▸ **TASK DESCRIPTION**
Identify the lines that include the word "AutomatingAssets", then copy all of them.

▸ **MATERIAL SHOWN**
• • • • • • •
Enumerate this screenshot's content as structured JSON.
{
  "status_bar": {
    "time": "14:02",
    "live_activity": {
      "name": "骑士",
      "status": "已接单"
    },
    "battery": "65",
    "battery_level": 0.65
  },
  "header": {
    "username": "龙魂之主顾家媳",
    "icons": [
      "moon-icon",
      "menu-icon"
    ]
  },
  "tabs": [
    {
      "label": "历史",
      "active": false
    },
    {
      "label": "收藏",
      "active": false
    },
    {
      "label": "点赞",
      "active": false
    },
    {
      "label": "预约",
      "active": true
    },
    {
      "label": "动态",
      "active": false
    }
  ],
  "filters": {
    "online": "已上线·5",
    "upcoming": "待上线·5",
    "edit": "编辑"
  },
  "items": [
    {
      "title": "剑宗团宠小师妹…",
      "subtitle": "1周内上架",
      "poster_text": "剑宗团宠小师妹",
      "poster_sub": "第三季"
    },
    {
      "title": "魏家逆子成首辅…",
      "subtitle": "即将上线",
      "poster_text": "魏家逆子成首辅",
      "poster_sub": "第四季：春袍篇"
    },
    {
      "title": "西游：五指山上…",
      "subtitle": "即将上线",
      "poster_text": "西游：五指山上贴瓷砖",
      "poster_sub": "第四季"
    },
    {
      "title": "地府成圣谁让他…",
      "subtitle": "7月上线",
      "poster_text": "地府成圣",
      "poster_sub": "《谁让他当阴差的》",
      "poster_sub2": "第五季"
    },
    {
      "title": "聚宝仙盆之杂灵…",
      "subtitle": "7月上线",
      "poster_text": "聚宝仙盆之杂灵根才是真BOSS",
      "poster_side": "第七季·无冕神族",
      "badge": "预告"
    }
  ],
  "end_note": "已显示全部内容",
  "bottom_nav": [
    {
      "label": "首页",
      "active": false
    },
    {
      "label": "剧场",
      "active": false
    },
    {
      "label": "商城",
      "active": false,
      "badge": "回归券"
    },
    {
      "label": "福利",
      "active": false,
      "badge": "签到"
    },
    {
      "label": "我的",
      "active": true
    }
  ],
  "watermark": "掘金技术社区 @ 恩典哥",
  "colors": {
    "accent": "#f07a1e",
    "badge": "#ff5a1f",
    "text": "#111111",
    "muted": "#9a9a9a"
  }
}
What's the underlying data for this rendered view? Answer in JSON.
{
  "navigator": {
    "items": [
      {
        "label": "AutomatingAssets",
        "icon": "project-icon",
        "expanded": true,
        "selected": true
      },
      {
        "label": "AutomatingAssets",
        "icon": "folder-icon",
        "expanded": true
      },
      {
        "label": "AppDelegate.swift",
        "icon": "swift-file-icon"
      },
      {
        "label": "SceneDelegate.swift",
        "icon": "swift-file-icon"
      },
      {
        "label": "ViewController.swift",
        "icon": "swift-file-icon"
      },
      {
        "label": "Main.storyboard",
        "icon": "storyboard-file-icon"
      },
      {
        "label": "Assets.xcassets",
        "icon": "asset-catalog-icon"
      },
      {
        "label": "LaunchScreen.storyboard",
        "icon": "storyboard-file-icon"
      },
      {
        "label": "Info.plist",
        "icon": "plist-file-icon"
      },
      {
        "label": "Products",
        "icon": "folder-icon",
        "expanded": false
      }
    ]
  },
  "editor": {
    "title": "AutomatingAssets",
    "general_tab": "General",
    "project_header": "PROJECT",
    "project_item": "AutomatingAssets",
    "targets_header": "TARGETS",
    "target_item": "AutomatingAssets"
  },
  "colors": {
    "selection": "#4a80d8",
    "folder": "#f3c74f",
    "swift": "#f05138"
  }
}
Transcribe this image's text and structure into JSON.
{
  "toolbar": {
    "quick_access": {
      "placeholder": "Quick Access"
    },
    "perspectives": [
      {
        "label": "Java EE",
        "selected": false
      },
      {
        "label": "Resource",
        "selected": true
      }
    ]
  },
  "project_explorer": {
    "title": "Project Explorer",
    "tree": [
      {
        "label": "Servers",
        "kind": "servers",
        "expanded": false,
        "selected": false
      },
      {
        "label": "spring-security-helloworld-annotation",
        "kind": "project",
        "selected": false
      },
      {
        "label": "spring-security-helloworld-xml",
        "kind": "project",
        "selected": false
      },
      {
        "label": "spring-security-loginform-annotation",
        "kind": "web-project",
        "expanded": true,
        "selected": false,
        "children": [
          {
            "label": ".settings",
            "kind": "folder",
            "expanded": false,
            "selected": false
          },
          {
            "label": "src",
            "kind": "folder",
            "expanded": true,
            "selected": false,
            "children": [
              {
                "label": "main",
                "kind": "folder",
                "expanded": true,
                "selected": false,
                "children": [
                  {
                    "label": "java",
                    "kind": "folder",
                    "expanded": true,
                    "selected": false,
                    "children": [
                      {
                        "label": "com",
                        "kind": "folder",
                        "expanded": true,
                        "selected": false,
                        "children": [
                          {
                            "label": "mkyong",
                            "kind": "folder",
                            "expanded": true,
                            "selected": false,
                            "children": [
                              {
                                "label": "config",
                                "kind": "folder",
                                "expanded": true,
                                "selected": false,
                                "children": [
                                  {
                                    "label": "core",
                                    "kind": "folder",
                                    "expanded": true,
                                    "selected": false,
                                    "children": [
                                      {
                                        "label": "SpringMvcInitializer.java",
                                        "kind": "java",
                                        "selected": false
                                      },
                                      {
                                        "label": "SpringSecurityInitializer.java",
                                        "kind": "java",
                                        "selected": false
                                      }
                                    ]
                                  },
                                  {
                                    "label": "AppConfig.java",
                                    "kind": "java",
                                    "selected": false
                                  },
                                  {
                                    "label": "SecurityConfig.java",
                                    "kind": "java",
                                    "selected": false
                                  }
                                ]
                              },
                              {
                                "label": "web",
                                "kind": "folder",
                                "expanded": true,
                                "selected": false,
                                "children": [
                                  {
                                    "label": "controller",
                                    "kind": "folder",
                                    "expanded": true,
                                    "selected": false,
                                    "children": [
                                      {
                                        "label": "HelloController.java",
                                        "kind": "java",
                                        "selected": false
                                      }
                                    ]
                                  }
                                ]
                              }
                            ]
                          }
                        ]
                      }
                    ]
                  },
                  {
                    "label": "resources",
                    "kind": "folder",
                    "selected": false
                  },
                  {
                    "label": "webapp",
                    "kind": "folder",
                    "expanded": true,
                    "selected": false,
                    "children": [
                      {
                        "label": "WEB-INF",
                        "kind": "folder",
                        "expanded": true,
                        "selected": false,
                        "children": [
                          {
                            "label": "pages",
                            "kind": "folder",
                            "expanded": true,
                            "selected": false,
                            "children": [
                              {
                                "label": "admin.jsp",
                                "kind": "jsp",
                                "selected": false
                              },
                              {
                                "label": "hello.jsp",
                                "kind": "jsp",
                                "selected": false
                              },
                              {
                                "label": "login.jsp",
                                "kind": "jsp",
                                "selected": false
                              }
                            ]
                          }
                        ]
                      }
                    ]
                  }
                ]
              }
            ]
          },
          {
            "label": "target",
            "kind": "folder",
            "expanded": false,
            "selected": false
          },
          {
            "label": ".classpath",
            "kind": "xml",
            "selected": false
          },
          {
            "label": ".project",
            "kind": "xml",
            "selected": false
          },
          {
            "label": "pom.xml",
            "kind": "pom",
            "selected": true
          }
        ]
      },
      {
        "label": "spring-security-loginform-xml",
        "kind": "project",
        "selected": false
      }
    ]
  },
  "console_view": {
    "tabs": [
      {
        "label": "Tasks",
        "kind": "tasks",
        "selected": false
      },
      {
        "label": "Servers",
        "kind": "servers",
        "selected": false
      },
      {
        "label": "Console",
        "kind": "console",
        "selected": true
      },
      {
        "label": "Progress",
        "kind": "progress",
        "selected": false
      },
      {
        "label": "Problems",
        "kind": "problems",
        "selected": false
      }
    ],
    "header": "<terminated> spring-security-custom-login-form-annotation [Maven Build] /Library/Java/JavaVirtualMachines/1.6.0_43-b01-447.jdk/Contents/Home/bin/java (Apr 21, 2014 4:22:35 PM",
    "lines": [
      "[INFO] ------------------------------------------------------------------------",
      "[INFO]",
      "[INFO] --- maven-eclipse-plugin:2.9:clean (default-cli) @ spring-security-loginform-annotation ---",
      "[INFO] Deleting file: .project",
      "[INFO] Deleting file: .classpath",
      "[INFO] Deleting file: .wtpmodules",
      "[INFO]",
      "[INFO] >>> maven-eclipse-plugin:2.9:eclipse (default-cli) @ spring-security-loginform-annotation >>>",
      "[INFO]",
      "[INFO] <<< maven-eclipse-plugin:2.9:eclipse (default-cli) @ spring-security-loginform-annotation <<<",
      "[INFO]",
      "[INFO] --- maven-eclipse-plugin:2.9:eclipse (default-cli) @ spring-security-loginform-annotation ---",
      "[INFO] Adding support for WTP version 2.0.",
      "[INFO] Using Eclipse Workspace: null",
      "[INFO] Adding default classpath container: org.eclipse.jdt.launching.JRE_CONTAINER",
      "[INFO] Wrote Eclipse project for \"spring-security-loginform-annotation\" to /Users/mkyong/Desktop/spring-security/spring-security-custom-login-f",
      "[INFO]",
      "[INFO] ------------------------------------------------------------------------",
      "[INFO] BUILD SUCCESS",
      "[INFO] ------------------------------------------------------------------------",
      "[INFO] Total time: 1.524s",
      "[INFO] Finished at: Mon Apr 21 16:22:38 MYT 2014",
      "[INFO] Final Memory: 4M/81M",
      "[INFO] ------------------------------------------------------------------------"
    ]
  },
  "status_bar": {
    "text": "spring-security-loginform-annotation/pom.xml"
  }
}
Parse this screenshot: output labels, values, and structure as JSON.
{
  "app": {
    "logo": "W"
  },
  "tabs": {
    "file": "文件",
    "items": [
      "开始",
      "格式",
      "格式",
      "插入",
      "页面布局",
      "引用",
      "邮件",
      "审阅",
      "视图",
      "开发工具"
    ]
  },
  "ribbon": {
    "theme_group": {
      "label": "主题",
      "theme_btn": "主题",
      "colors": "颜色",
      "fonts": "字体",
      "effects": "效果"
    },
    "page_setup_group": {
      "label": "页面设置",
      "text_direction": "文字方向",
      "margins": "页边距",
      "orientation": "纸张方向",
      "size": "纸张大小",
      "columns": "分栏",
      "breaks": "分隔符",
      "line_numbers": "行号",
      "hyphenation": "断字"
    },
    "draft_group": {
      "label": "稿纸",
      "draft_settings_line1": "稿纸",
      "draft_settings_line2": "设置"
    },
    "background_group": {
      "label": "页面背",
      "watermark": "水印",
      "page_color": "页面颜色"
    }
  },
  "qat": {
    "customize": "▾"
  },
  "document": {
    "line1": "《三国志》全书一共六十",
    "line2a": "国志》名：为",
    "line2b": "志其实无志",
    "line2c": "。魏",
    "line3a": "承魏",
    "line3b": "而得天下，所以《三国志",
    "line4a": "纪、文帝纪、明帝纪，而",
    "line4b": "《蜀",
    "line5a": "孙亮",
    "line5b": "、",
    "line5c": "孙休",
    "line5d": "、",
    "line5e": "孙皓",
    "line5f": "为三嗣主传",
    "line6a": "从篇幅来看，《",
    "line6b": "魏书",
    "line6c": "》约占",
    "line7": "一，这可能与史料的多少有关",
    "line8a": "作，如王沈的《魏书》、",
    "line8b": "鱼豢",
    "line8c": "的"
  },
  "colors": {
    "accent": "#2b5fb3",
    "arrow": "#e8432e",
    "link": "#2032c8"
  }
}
• • • • • • •
▸ **ANSWER TO THIS EXERCISE**
        "label": "AutomatingAssets",
        "label": "AutomatingAssets",
    "title": "AutomatingAssets",
    "project_item": "AutomatingAssets",
    "target_item": "AutomatingAssets"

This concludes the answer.